- **RECORDS SHOWN**:
^^^^^^^^

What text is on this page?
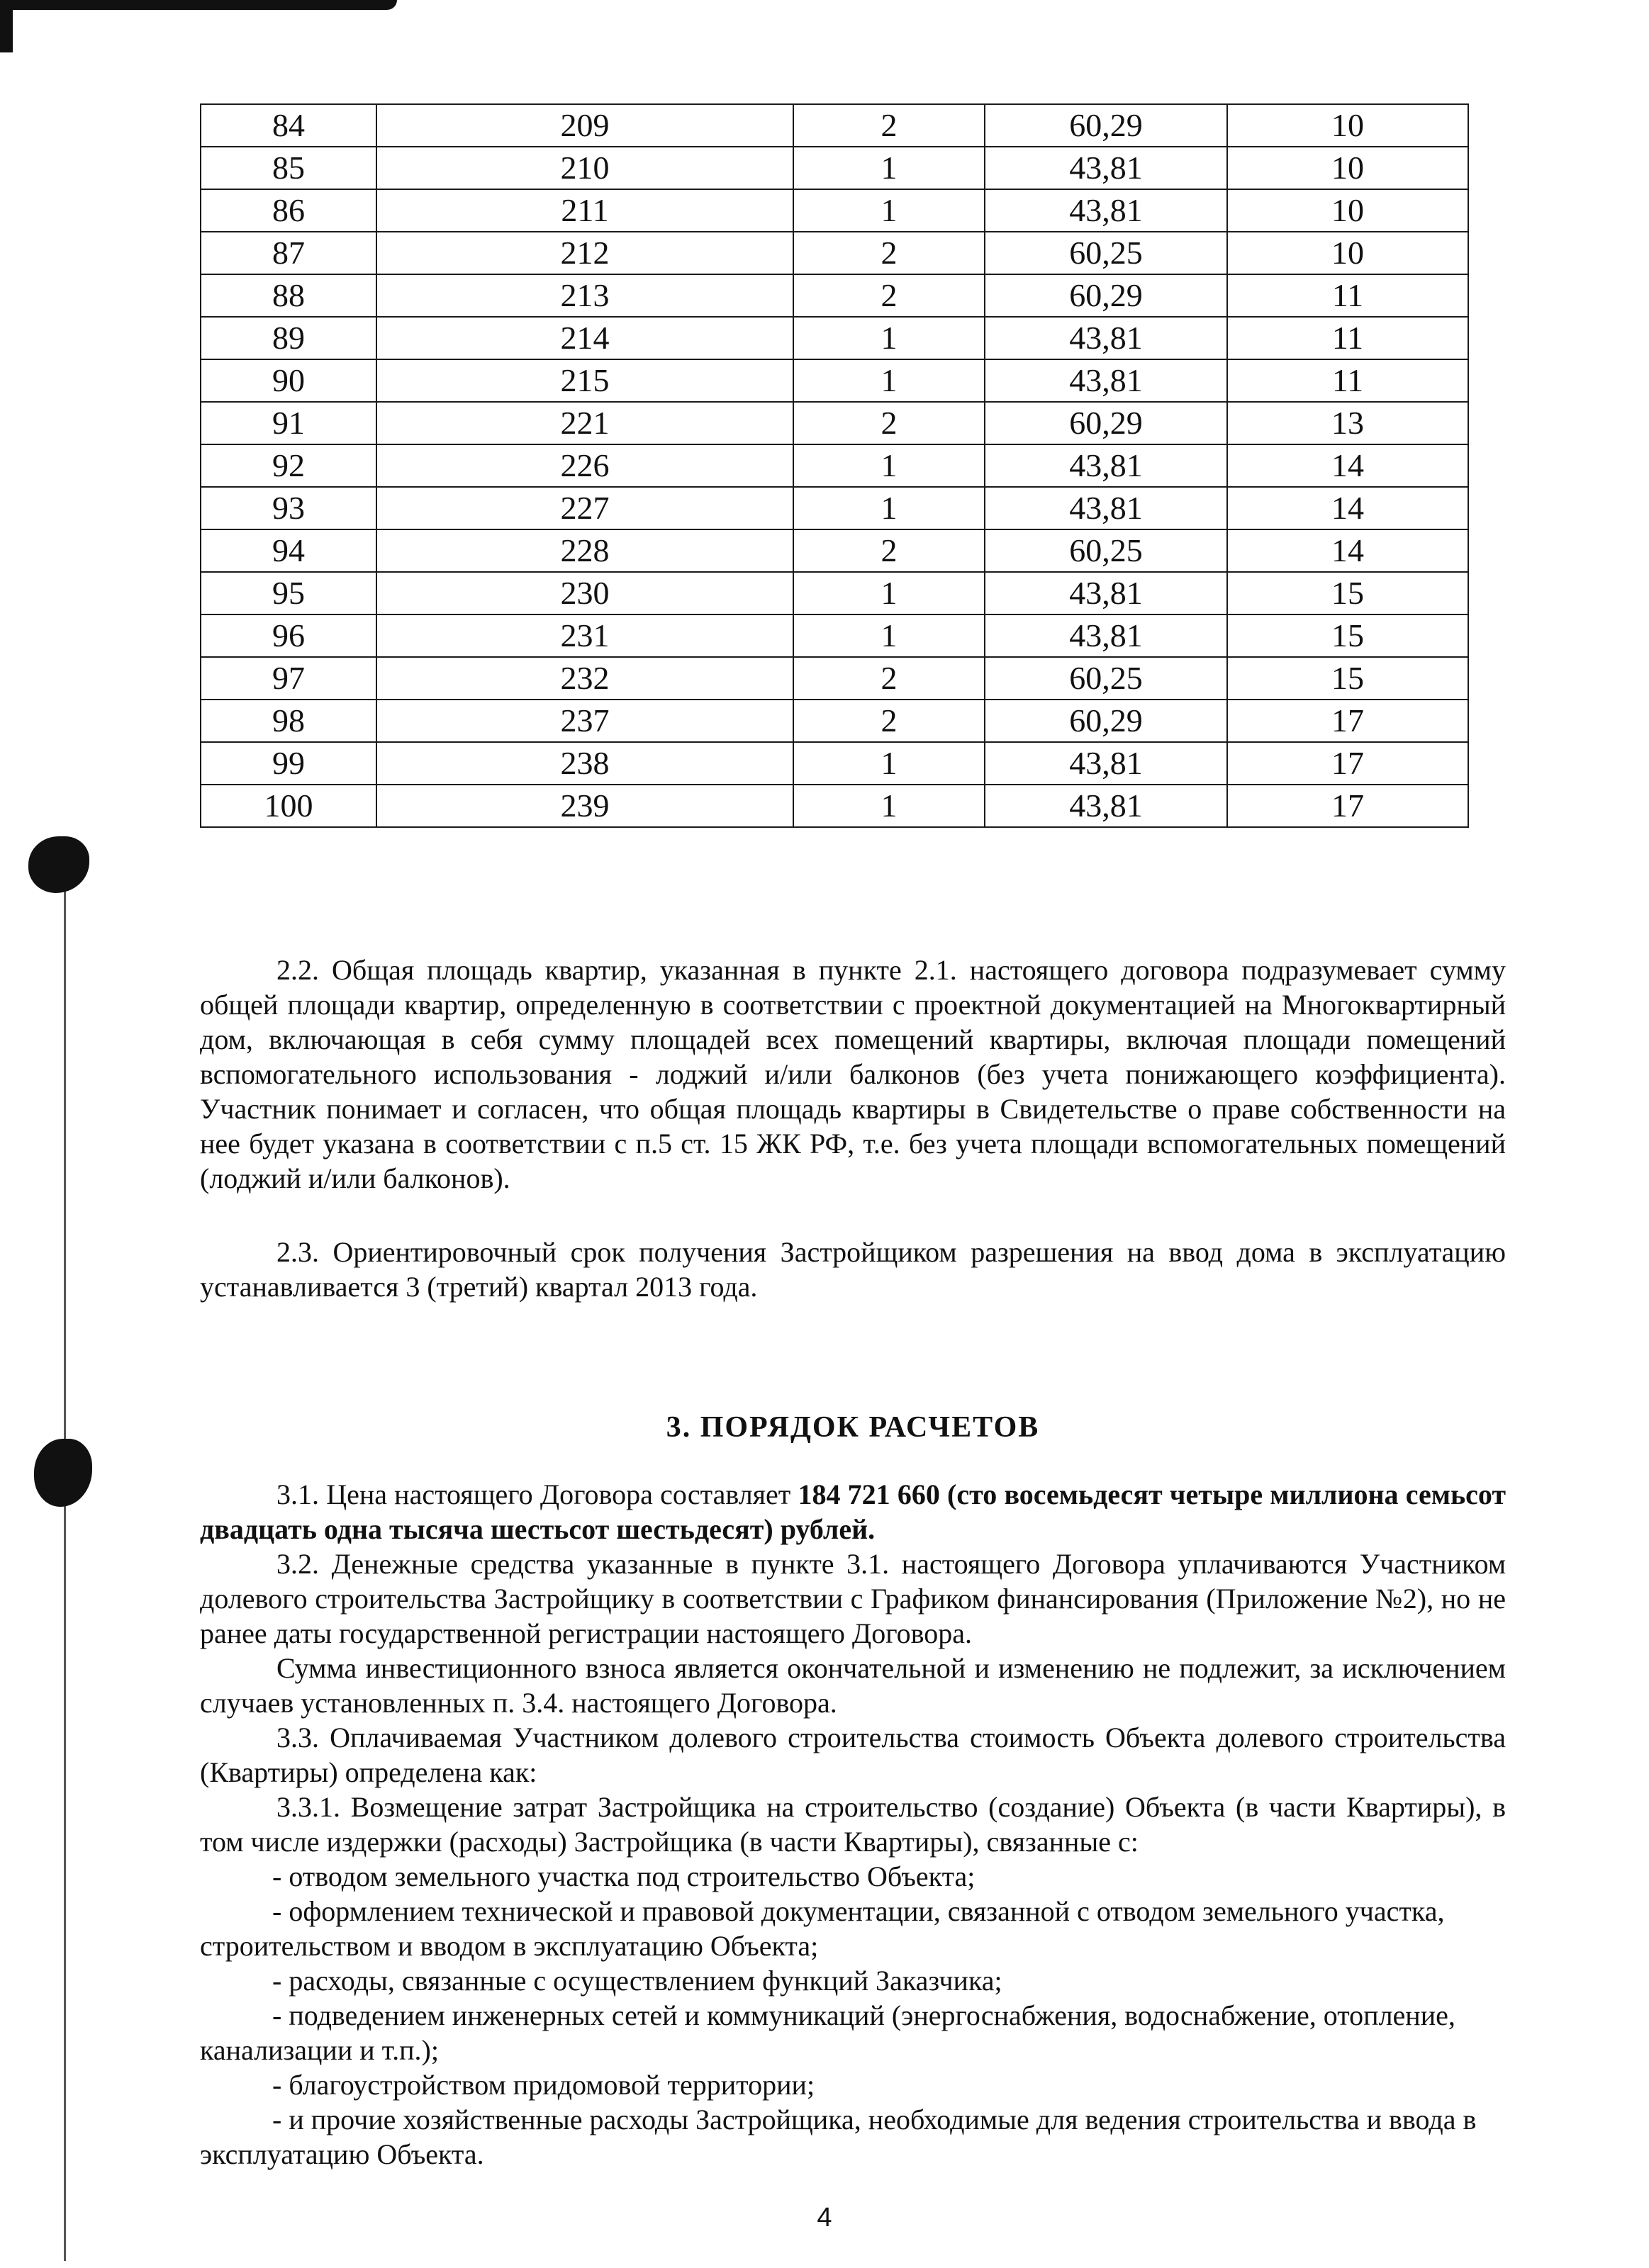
84	209	2	60,29	10
85	210	1	43,81	10
86	211	1	43,81	10
87	212	2	60,25	10
88	213	2	60,29	11
89	214	1	43,81	11
90	215	1	43,81	11
91	221	2	60,29	13
92	226	1	43,81	14
93	227	1	43,81	14
94	228	2	60,25	14
95	230	1	43,81	15
96	231	1	43,81	15
97	232	2	60,25	15
98	237	2	60,29	17
99	238	1	43,81	17
100	239	1	43,81	17

2.2. Общая площадь квартир, указанная в пункте 2.1. настоящего договора подразумевает сумму общей площади квартир, определенную в соответствии с проектной документацией на Многоквартирный дом, включающая в себя сумму площадей всех помещений квартиры, включая площади помещений вспомогательного использования - лоджий и/или балконов (без учета понижающего коэффициента). Участник понимает и согласен, что общая площадь квартиры в Свидетельстве о праве собственности на нее будет указана в соответствии с п.5 ст. 15 ЖК РФ, т.е. без учета площади вспомогательных помещений (лоджий и/или балконов).

2.3. Ориентировочный срок получения Застройщиком разрешения на ввод дома в эксплуатацию устанавливается 3 (третий) квартал 2013 года.

3. ПОРЯДОК РАСЧЕТОВ

3.1. Цена настоящего Договора составляет 184 721 660 (сто восемьдесят четыре миллиона семьсот двадцать одна тысяча шестьсот шестьдесят) рублей.

3.2. Денежные средства указанные в пункте 3.1. настоящего Договора уплачиваются Участником долевого строительства Застройщику в соответствии с Графиком финансирования (Приложение №2), но не ранее даты государственной регистрации настоящего Договора.

Сумма инвестиционного взноса является окончательной и изменению не подлежит, за исключением случаев установленных п. 3.4. настоящего Договора.

3.3. Оплачиваемая Участником долевого строительства стоимость Объекта долевого строительства (Квартиры) определена как:

3.3.1. Возмещение затрат Застройщика на строительство (создание) Объекта (в части Квартиры), в том числе издержки (расходы) Застройщика (в части Квартиры), связанные с:

- отводом земельного участка под строительство Объекта;

- оформлением технической и правовой документации, связанной с отводом земельного участка, строительством и вводом в эксплуатацию Объекта;

- расходы, связанные с осуществлением функций Заказчика;

- подведением инженерных сетей и коммуникаций (энергоснабжения, водоснабжение, отопление, канализации и т.п.);

- благоустройством придомовой территории;

- и прочие хозяйственные расходы Застройщика, необходимые для ведения строительства и ввода в эксплуатацию Объекта.

4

^^^^^^^^

- **WRITTEN INSTRUCTION**: Repeat each entry above word for word, leaving every picture out.

- **EXERCISE RESULT**:
What text is on this page?
84	209	2	60,29	10
85	210	1	43,81	10
86	211	1	43,81	10
87	212	2	60,25	10
88	213	2	60,29	11
89	214	1	43,81	11
90	215	1	43,81	11
91	221	2	60,29	13
92	226	1	43,81	14
93	227	1	43,81	14
94	228	2	60,25	14
95	230	1	43,81	15
96	231	1	43,81	15
97	232	2	60,25	15
98	237	2	60,29	17
99	238	1	43,81	17
100	239	1	43,81	17

2.2. Общая площадь квартир, указанная в пункте 2.1. настоящего договора подразумевает сумму общей площади квартир, определенную в соответствии с проектной документацией на Многоквартирный дом, включающая в себя сумму площадей всех помещений квартиры, включая площади помещений вспомогательного использования - лоджий и/или балконов (без учета понижающего коэффициента). Участник понимает и согласен, что общая площадь квартиры в Свидетельстве о праве собственности на нее будет указана в соответствии с п.5 ст. 15 ЖК РФ, т.е. без учета площади вспомогательных помещений (лоджий и/или балконов).

2.3. Ориентировочный срок получения Застройщиком разрешения на ввод дома в эксплуатацию устанавливается 3 (третий) квартал 2013 года.

3. ПОРЯДОК РАСЧЕТОВ

3.1. Цена настоящего Договора составляет 184 721 660 (сто восемьдесят четыре миллиона семьсот двадцать одна тысяча шестьсот шестьдесят) рублей.

3.2. Денежные средства указанные в пункте 3.1. настоящего Договора уплачиваются Участником долевого строительства Застройщику в соответствии с Графиком финансирования (Приложение №2), но не ранее даты государственной регистрации настоящего Договора.

Сумма инвестиционного взноса является окончательной и изменению не подлежит, за исключением случаев установленных п. 3.4. настоящего Договора.

3.3. Оплачиваемая Участником долевого строительства стоимость Объекта долевого строительства (Квартиры) определена как:

3.3.1. Возмещение затрат Застройщика на строительство (создание) Объекта (в части Квартиры), в том числе издержки (расходы) Застройщика (в части Квартиры), связанные с:

- отводом земельного участка под строительство Объекта;

- оформлением технической и правовой документации, связанной с отводом земельного участка, строительством и вводом в эксплуатацию Объекта;

- расходы, связанные с осуществлением функций Заказчика;

- подведением инженерных сетей и коммуникаций (энергоснабжения, водоснабжение, отопление, канализации и т.п.);

- благоустройством придомовой территории;

- и прочие хозяйственные расходы Застройщика, необходимые для ведения строительства и ввода в эксплуатацию Объекта.

4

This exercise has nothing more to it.